>> Begin

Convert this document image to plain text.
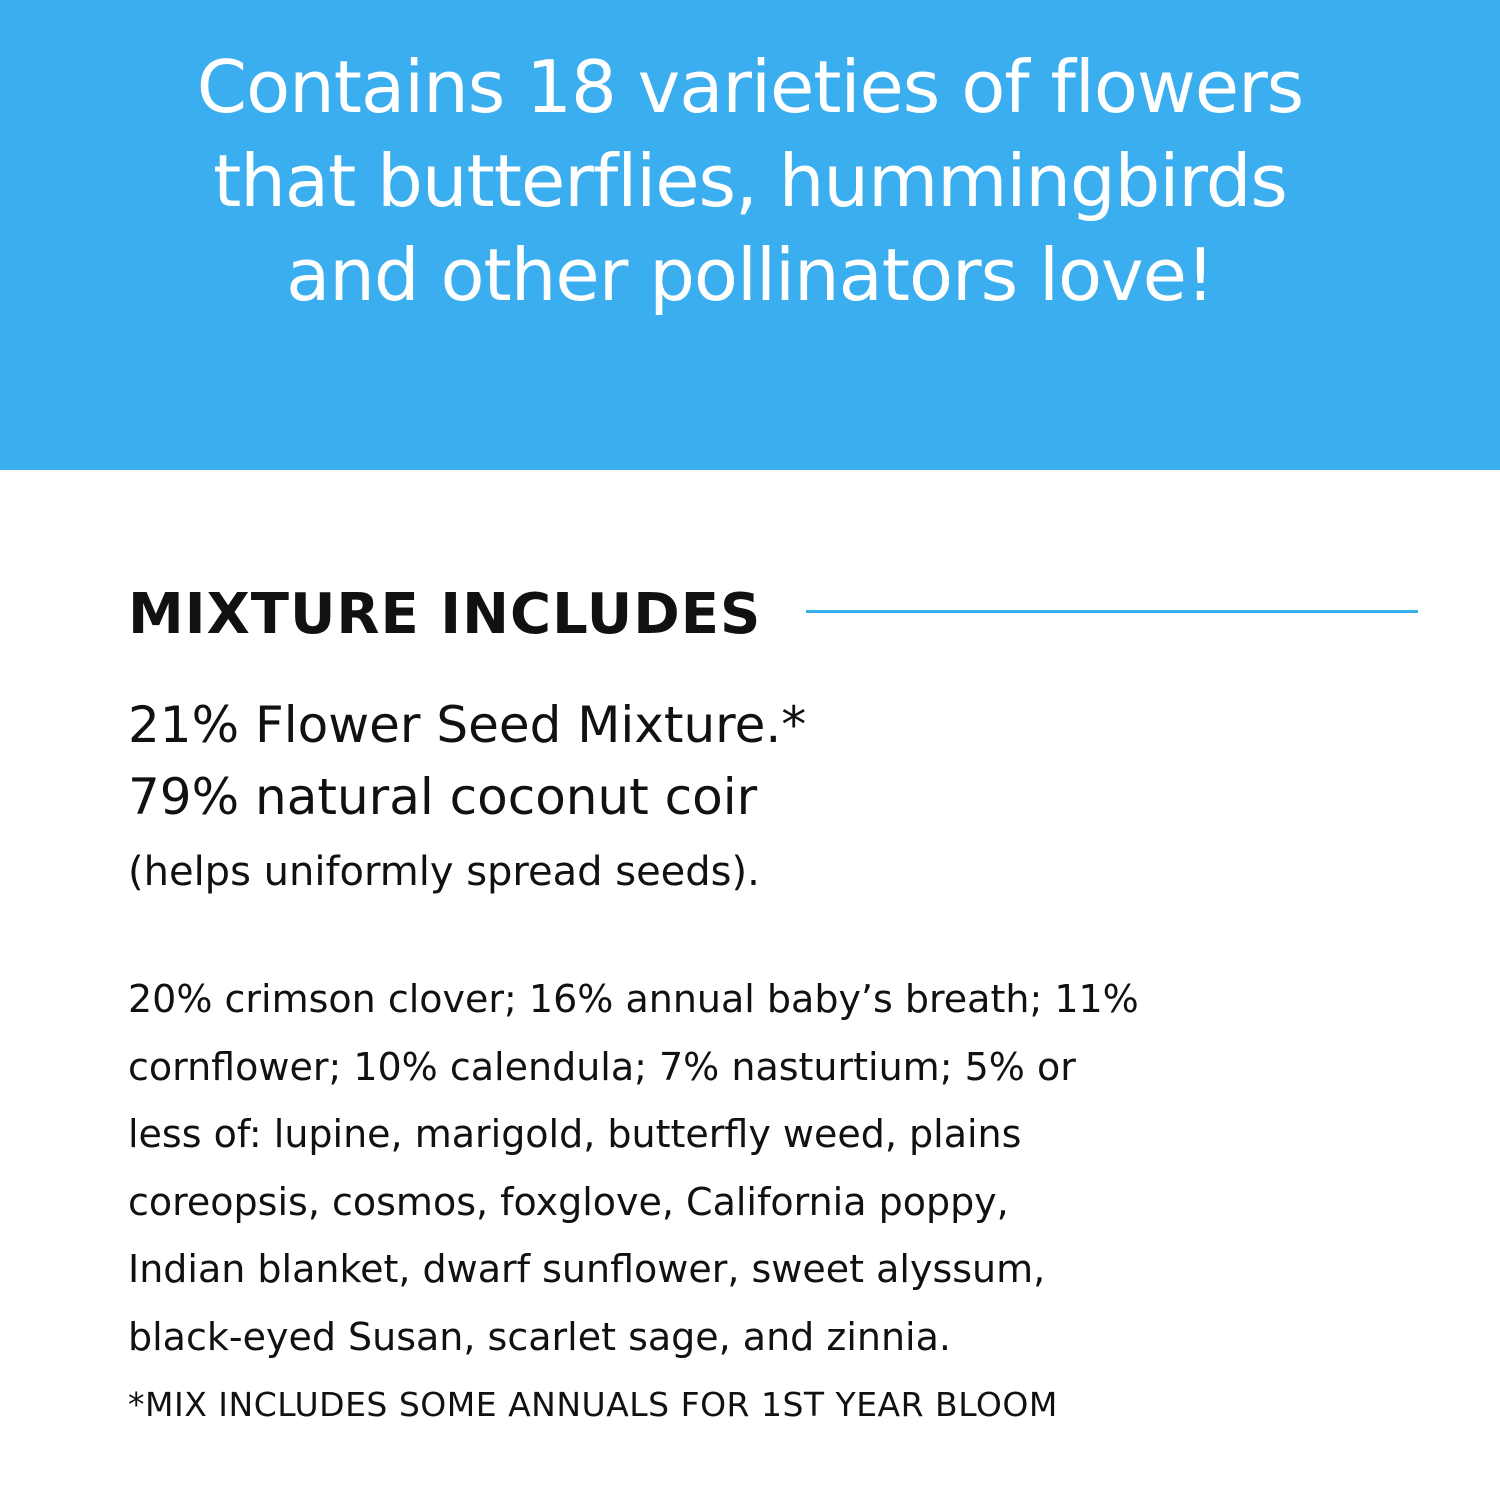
Contains 18 varieties of flowers
that butterflies, hummingbirds
and other pollinators love!
MIXTURE INCLUDES
21% Flower Seed Mixture.*
79% natural coconut coir
(helps uniformly spread seeds).
20% crimson clover; 16% annual baby’s breath; 11%
cornflower; 10% calendula; 7% nasturtium; 5% or
less of: lupine, marigold, butterfly weed, plains
coreopsis, cosmos, foxglove, California poppy,
Indian blanket, dwarf sunflower, sweet alyssum,
black-eyed Susan, scarlet sage, and zinnia.
*MIX INCLUDES SOME ANNUALS FOR 1ST YEAR BLOOM
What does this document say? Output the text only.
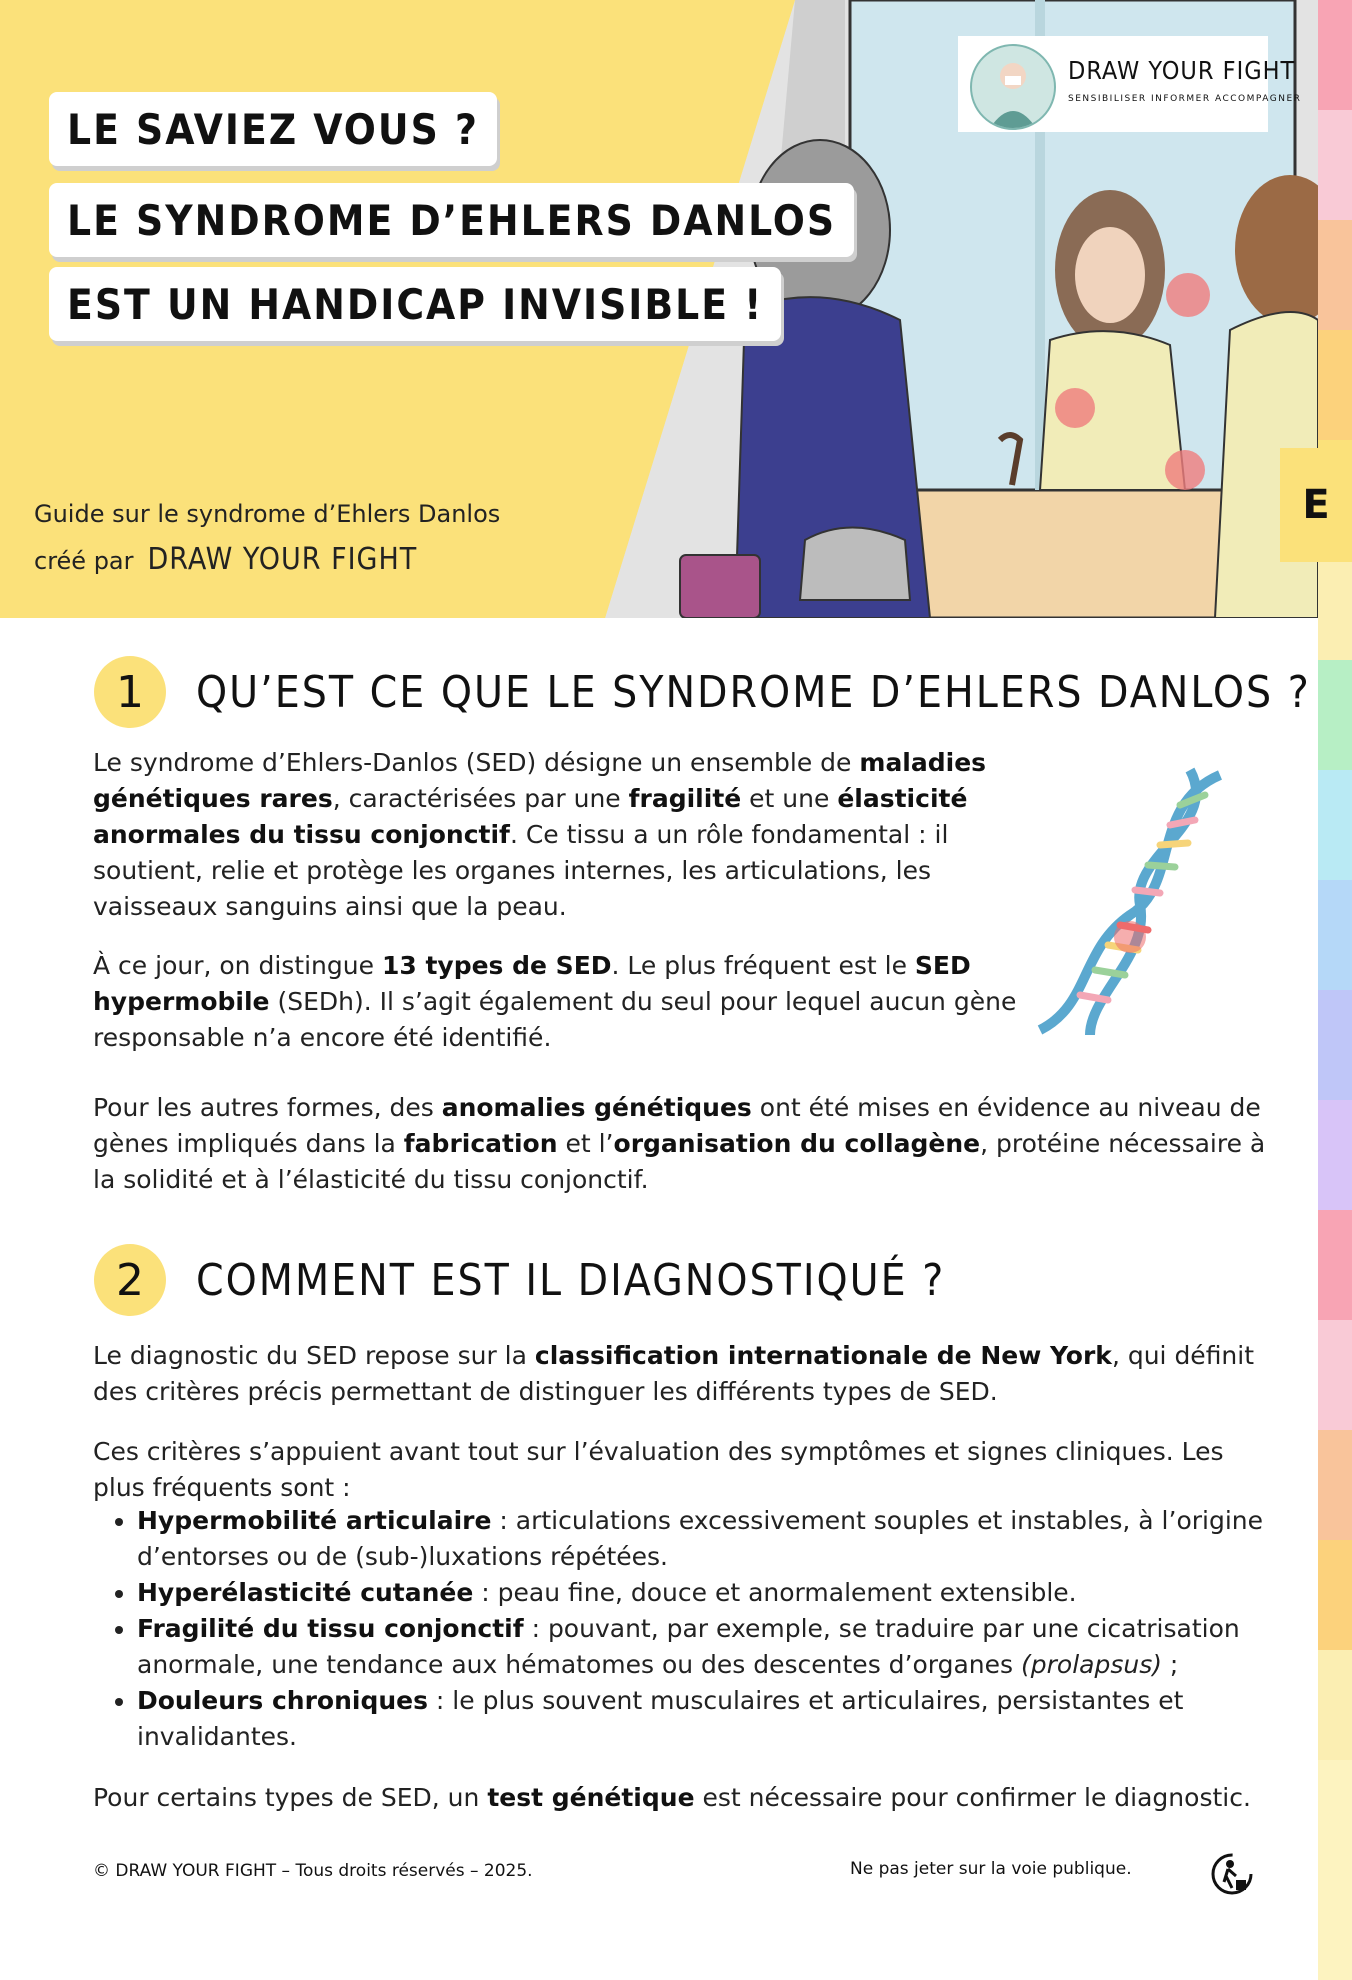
LE SAVIEZ VOUS ?
LE SYNDROME D’EHLERS DANLOS
EST UN HANDICAP INVISIBLE !
Guide sur le syndrome d’Ehlers Danlos
créé par DRAW YOUR FIGHT
DRAW YOUR FIGHT
SENSIBILISER INFORMER ACCOMPAGNER
E
1	QU’EST CE QUE LE SYNDROME D’EHLERS DANLOS ?

Le syndrome d’Ehlers-Danlos (SED) désigne un ensemble de maladies génétiques rares, caractérisées par une fragilité et une élasticité anormales du tissu conjonctif. Ce tissu a un rôle fondamental : il soutient, relie et protège les organes internes, les articulations, les vaisseaux sanguins ainsi que la peau.

À ce jour, on distingue 13 types de SED. Le plus fréquent est le SED hypermobile (SEDh). Il s’agit également du seul pour lequel aucun gène responsable n’a encore été identifié.

Pour les autres formes, des anomalies génétiques ont été mises en évidence au niveau de gènes impliqués dans la fabrication et l’organisation du collagène, protéine nécessaire à la solidité et à l’élasticité du tissu conjonctif.

2	COMMENT EST IL DIAGNOSTIQUÉ ?

Le diagnostic du SED repose sur la classification internationale de New York, qui définit des critères précis permettant de distinguer les différents types de SED.

Ces critères s’appuient avant tout sur l’évaluation des symptômes et signes cliniques. Les plus fréquents sont :

• Hypermobilité articulaire : articulations excessivement souples et instables, à l’origine d’entorses ou de (sub-)luxations répétées.
• Hyperélasticité cutanée : peau fine, douce et anormalement extensible.
• Fragilité du tissu conjonctif : pouvant, par exemple, se traduire par une cicatrisation anormale, une tendance aux hématomes ou des descentes d’organes (prolapsus) ;
• Douleurs chroniques : le plus souvent musculaires et articulaires, persistantes et invalidantes.

Pour certains types de SED, un test génétique est nécessaire pour confirmer le diagnostic.

© DRAW YOUR FIGHT – Tous droits réservés – 2025.	Ne pas jeter sur la voie publique.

>> End

Task to carry out:
Skip the pictures and transcribe the rest of the records exactly.

Exercise response:
Convert this document image to plain text.
Contains 18 varieties of flowers
that butterflies, hummingbirds
and other pollinators love!
MIXTURE INCLUDES
21% Flower Seed Mixture.*
79% natural coconut coir
(helps uniformly spread seeds).
20% crimson clover; 16% annual baby’s breath; 11%
cornflower; 10% calendula; 7% nasturtium; 5% or
less of: lupine, marigold, butterfly weed, plains
coreopsis, cosmos, foxglove, California poppy,
Indian blanket, dwarf sunflower, sweet alyssum,
black-eyed Susan, scarlet sage, and zinnia.
*MIX INCLUDES SOME ANNUALS FOR 1ST YEAR BLOOM
What does this document say? Output the text only.
LE SAVIEZ VOUS ?
LE SYNDROME D’EHLERS DANLOS
EST UN HANDICAP INVISIBLE !
Guide sur le syndrome d’Ehlers Danlos
créé par DRAW YOUR FIGHT
DRAW YOUR FIGHT
SENSIBILISER INFORMER ACCOMPAGNER
E
1	QU’EST CE QUE LE SYNDROME D’EHLERS DANLOS ?

Le syndrome d’Ehlers-Danlos (SED) désigne un ensemble de maladies génétiques rares, caractérisées par une fragilité et une élasticité anormales du tissu conjonctif. Ce tissu a un rôle fondamental : il soutient, relie et protège les organes internes, les articulations, les vaisseaux sanguins ainsi que la peau.

À ce jour, on distingue 13 types de SED. Le plus fréquent est le SED hypermobile (SEDh). Il s’agit également du seul pour lequel aucun gène responsable n’a encore été identifié.

Pour les autres formes, des anomalies génétiques ont été mises en évidence au niveau de gènes impliqués dans la fabrication et l’organisation du collagène, protéine nécessaire à la solidité et à l’élasticité du tissu conjonctif.

2	COMMENT EST IL DIAGNOSTIQUÉ ?

Le diagnostic du SED repose sur la classification internationale de New York, qui définit des critères précis permettant de distinguer les différents types de SED.

Ces critères s’appuient avant tout sur l’évaluation des symptômes et signes cliniques. Les plus fréquents sont :

• Hypermobilité articulaire : articulations excessivement souples et instables, à l’origine d’entorses ou de (sub-)luxations répétées.
• Hyperélasticité cutanée : peau fine, douce et anormalement extensible.
• Fragilité du tissu conjonctif : pouvant, par exemple, se traduire par une cicatrisation anormale, une tendance aux hématomes ou des descentes d’organes (prolapsus) ;
• Douleurs chroniques : le plus souvent musculaires et articulaires, persistantes et invalidantes.

Pour certains types de SED, un test génétique est nécessaire pour confirmer le diagnostic.

© DRAW YOUR FIGHT – Tous droits réservés – 2025.	Ne pas jeter sur la voie publique.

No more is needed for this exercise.